RECORDS PROVIDED –

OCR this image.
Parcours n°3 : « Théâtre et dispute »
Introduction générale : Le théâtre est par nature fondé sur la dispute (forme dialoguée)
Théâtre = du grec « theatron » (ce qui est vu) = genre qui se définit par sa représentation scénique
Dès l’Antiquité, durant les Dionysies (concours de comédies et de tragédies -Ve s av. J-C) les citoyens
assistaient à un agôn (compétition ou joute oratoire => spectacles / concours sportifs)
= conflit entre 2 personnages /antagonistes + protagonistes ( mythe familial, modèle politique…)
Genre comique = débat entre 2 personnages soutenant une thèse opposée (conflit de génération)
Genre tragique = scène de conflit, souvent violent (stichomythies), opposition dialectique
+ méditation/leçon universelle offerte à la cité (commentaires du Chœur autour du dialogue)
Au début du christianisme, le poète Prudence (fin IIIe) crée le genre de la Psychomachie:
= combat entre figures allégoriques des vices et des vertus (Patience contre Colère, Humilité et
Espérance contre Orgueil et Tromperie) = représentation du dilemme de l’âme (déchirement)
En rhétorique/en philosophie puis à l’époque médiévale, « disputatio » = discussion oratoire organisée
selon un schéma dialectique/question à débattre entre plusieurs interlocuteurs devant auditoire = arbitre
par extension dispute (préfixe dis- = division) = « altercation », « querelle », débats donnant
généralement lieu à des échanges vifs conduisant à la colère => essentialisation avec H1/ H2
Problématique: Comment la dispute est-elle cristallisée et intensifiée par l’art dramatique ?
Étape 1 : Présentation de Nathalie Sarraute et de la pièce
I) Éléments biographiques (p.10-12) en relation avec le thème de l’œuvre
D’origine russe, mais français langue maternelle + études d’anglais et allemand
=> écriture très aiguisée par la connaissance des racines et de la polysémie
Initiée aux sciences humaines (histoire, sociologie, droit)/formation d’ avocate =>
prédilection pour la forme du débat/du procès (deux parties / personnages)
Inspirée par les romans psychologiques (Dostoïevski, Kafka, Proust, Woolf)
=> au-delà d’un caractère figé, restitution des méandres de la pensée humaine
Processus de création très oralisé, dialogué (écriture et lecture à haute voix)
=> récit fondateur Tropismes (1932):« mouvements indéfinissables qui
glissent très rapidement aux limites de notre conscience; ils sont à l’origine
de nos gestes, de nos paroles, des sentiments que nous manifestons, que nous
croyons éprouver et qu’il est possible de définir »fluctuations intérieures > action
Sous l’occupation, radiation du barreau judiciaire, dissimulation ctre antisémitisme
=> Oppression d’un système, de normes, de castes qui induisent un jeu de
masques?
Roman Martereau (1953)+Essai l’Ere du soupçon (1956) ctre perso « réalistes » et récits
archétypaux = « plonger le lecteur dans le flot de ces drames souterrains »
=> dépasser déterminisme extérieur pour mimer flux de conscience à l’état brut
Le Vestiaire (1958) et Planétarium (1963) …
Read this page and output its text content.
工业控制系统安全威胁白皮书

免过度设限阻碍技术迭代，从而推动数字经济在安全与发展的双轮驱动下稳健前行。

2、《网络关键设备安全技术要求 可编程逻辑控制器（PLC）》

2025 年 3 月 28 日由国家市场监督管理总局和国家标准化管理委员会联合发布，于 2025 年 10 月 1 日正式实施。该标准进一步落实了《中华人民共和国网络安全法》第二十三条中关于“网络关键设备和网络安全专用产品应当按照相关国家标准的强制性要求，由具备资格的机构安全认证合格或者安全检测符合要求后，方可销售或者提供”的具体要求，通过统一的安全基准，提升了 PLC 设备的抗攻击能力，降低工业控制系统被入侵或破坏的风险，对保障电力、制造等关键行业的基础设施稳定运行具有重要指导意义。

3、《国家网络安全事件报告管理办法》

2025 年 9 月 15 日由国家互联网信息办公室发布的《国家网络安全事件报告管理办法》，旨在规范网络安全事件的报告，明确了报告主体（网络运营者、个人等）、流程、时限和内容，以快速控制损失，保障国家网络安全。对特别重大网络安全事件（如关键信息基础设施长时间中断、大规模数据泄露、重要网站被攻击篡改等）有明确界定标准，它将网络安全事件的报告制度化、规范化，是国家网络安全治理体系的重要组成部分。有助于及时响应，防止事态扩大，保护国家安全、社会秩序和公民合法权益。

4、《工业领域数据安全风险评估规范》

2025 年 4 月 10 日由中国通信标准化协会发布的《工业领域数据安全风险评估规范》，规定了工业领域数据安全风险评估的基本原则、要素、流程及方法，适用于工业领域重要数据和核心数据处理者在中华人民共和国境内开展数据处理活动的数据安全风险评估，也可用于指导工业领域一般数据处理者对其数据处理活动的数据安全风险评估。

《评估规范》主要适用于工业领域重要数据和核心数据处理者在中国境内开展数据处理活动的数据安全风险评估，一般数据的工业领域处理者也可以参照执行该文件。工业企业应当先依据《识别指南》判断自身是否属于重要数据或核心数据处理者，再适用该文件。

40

STATED TASK – Retype the records that precede this task, keeping them exactly the same.

ANSWER –
OCR this image.
Parcours n°3 : « Théâtre et dispute »
Introduction générale : Le théâtre est par nature fondé sur la dispute (forme dialoguée)
Théâtre = du grec « theatron » (ce qui est vu) = genre qui se définit par sa représentation scénique
Dès l’Antiquité, durant les Dionysies (concours de comédies et de tragédies -Ve s av. J-C) les citoyens
assistaient à un agôn (compétition ou joute oratoire => spectacles / concours sportifs)
= conflit entre 2 personnages /antagonistes + protagonistes ( mythe familial, modèle politique…)
Genre comique = débat entre 2 personnages soutenant une thèse opposée (conflit de génération)
Genre tragique = scène de conflit, souvent violent (stichomythies), opposition dialectique
+ méditation/leçon universelle offerte à la cité (commentaires du Chœur autour du dialogue)
Au début du christianisme, le poète Prudence (fin IIIe) crée le genre de la Psychomachie:
= combat entre figures allégoriques des vices et des vertus (Patience contre Colère, Humilité et
Espérance contre Orgueil et Tromperie) = représentation du dilemme de l’âme (déchirement)
En rhétorique/en philosophie puis à l’époque médiévale, « disputatio » = discussion oratoire organisée
selon un schéma dialectique/question à débattre entre plusieurs interlocuteurs devant auditoire = arbitre
par extension dispute (préfixe dis- = division) = « altercation », « querelle », débats donnant
généralement lieu à des échanges vifs conduisant à la colère => essentialisation avec H1/ H2
Problématique: Comment la dispute est-elle cristallisée et intensifiée par l’art dramatique ?
Étape 1 : Présentation de Nathalie Sarraute et de la pièce
I) Éléments biographiques (p.10-12) en relation avec le thème de l’œuvre
D’origine russe, mais français langue maternelle + études d’anglais et allemand
=> écriture très aiguisée par la connaissance des racines et de la polysémie
Initiée aux sciences humaines (histoire, sociologie, droit)/formation d’ avocate =>
prédilection pour la forme du débat/du procès (deux parties / personnages)
Inspirée par les romans psychologiques (Dostoïevski, Kafka, Proust, Woolf)
=> au-delà d’un caractère figé, restitution des méandres de la pensée humaine
Processus de création très oralisé, dialogué (écriture et lecture à haute voix)
=> récit fondateur Tropismes (1932):« mouvements indéfinissables qui
glissent très rapidement aux limites de notre conscience; ils sont à l’origine
de nos gestes, de nos paroles, des sentiments que nous manifestons, que nous
croyons éprouver et qu’il est possible de définir »fluctuations intérieures > action
Sous l’occupation, radiation du barreau judiciaire, dissimulation ctre antisémitisme
=> Oppression d’un système, de normes, de castes qui induisent un jeu de
masques?
Roman Martereau (1953)+Essai l’Ere du soupçon (1956) ctre perso « réalistes » et récits
archétypaux = « plonger le lecteur dans le flot de ces drames souterrains »
=> dépasser déterminisme extérieur pour mimer flux de conscience à l’état brut
Le Vestiaire (1958) et Planétarium (1963) …
Read this page and output its text content.
工业控制系统安全威胁白皮书

免过度设限阻碍技术迭代，从而推动数字经济在安全与发展的双轮驱动下稳健前行。

2、《网络关键设备安全技术要求 可编程逻辑控制器（PLC）》

2025 年 3 月 28 日由国家市场监督管理总局和国家标准化管理委员会联合发布，于 2025 年 10 月 1 日正式实施。该标准进一步落实了《中华人民共和国网络安全法》第二十三条中关于“网络关键设备和网络安全专用产品应当按照相关国家标准的强制性要求，由具备资格的机构安全认证合格或者安全检测符合要求后，方可销售或者提供”的具体要求，通过统一的安全基准，提升了 PLC 设备的抗攻击能力，降低工业控制系统被入侵或破坏的风险，对保障电力、制造等关键行业的基础设施稳定运行具有重要指导意义。

3、《国家网络安全事件报告管理办法》

2025 年 9 月 15 日由国家互联网信息办公室发布的《国家网络安全事件报告管理办法》，旨在规范网络安全事件的报告，明确了报告主体（网络运营者、个人等）、流程、时限和内容，以快速控制损失，保障国家网络安全。对特别重大网络安全事件（如关键信息基础设施长时间中断、大规模数据泄露、重要网站被攻击篡改等）有明确界定标准，它将网络安全事件的报告制度化、规范化，是国家网络安全治理体系的重要组成部分。有助于及时响应，防止事态扩大，保护国家安全、社会秩序和公民合法权益。

4、《工业领域数据安全风险评估规范》

2025 年 4 月 10 日由中国通信标准化协会发布的《工业领域数据安全风险评估规范》，规定了工业领域数据安全风险评估的基本原则、要素、流程及方法，适用于工业领域重要数据和核心数据处理者在中华人民共和国境内开展数据处理活动的数据安全风险评估，也可用于指导工业领域一般数据处理者对其数据处理活动的数据安全风险评估。

《评估规范》主要适用于工业领域重要数据和核心数据处理者在中国境内开展数据处理活动的数据安全风险评估，一般数据的工业领域处理者也可以参照执行该文件。工业企业应当先依据《识别指南》判断自身是否属于重要数据或核心数据处理者，再适用该文件。

40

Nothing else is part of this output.